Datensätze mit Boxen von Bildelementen
>>>

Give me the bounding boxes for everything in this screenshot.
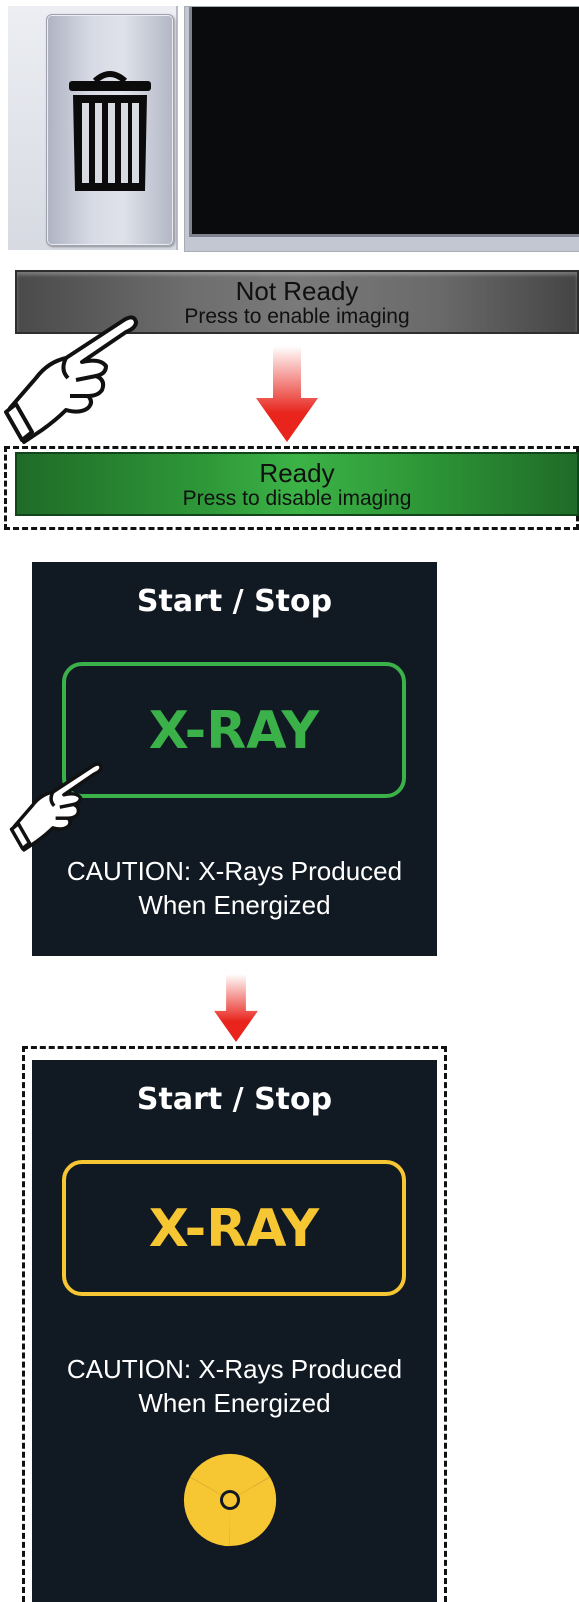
pointing-hand-icon xyxy=(9,762,103,852)
image-display-screen xyxy=(189,7,579,237)
ready-subtitle: Press to disable imaging xyxy=(182,487,412,510)
caution-line-1: CAUTION: X-Rays Produced xyxy=(66,1354,403,1384)
xray-button[interactable]: X-RAY xyxy=(62,662,406,798)
xray-button[interactable]: X-RAY xyxy=(62,1160,406,1296)
down-arrow-icon xyxy=(214,974,258,1042)
caution-line-2: When Energized xyxy=(138,1388,331,1418)
xray-panel-active: Start / Stop X-RAY CAUTION: X-Rays Produ… xyxy=(32,1060,437,1602)
pointing-hand-icon xyxy=(4,315,138,444)
trash-button[interactable] xyxy=(46,14,174,246)
radiation-icon xyxy=(183,1453,277,1547)
ready-button[interactable]: Ready Press to disable imaging xyxy=(15,452,579,516)
panel-title: Start / Stop xyxy=(136,584,333,619)
panel-title: Start / Stop xyxy=(136,1082,333,1117)
down-arrow-icon xyxy=(256,346,318,442)
caution-text: CAUTION: X-Rays Produced When Energized xyxy=(32,1352,437,1420)
caution-line-2: When Energized xyxy=(138,890,331,920)
caution-line-1: CAUTION: X-Rays Produced xyxy=(66,856,403,886)
trash-icon xyxy=(69,71,151,191)
image-display xyxy=(184,6,579,252)
caution-text: CAUTION: X-Rays Produced When Energized xyxy=(32,854,437,922)
ready-title: Ready xyxy=(259,458,335,488)
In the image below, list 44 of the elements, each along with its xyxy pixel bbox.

<<<

◆ Aufgabenstellung
Schreibe alle Datensätze oben Zeile für Zeile unverändert ab und lass dabei die Bilder weg.

◆ Fertige Antwort
Give me the bounding boxes for everything in this screenshot.
pointing-hand-icon xyxy=(9,762,103,852)
image-display-screen xyxy=(189,7,579,237)
ready-subtitle: Press to disable imaging xyxy=(182,487,412,510)
caution-line-1: CAUTION: X-Rays Produced xyxy=(66,1354,403,1384)
xray-button[interactable]: X-RAY xyxy=(62,662,406,798)
xray-button[interactable]: X-RAY xyxy=(62,1160,406,1296)
down-arrow-icon xyxy=(214,974,258,1042)
caution-line-2: When Energized xyxy=(138,1388,331,1418)
xray-panel-active: Start / Stop X-RAY CAUTION: X-Rays Produ… xyxy=(32,1060,437,1602)
pointing-hand-icon xyxy=(4,315,138,444)
trash-button[interactable] xyxy=(46,14,174,246)
radiation-icon xyxy=(183,1453,277,1547)
ready-button[interactable]: Ready Press to disable imaging xyxy=(15,452,579,516)
panel-title: Start / Stop xyxy=(136,584,333,619)
panel-title: Start / Stop xyxy=(136,1082,333,1117)
down-arrow-icon xyxy=(256,346,318,442)
caution-text: CAUTION: X-Rays Produced When Energized xyxy=(32,1352,437,1420)
caution-line-2: When Energized xyxy=(138,890,331,920)
caution-line-1: CAUTION: X-Rays Produced xyxy=(66,856,403,886)
trash-icon xyxy=(69,71,151,191)
image-display xyxy=(184,6,579,252)
caution-text: CAUTION: X-Rays Produced When Energized xyxy=(32,854,437,922)
ready-title: Ready xyxy=(259,458,335,488)
In the image below, list 44 of the elements, each along with its xyxy pixel bbox.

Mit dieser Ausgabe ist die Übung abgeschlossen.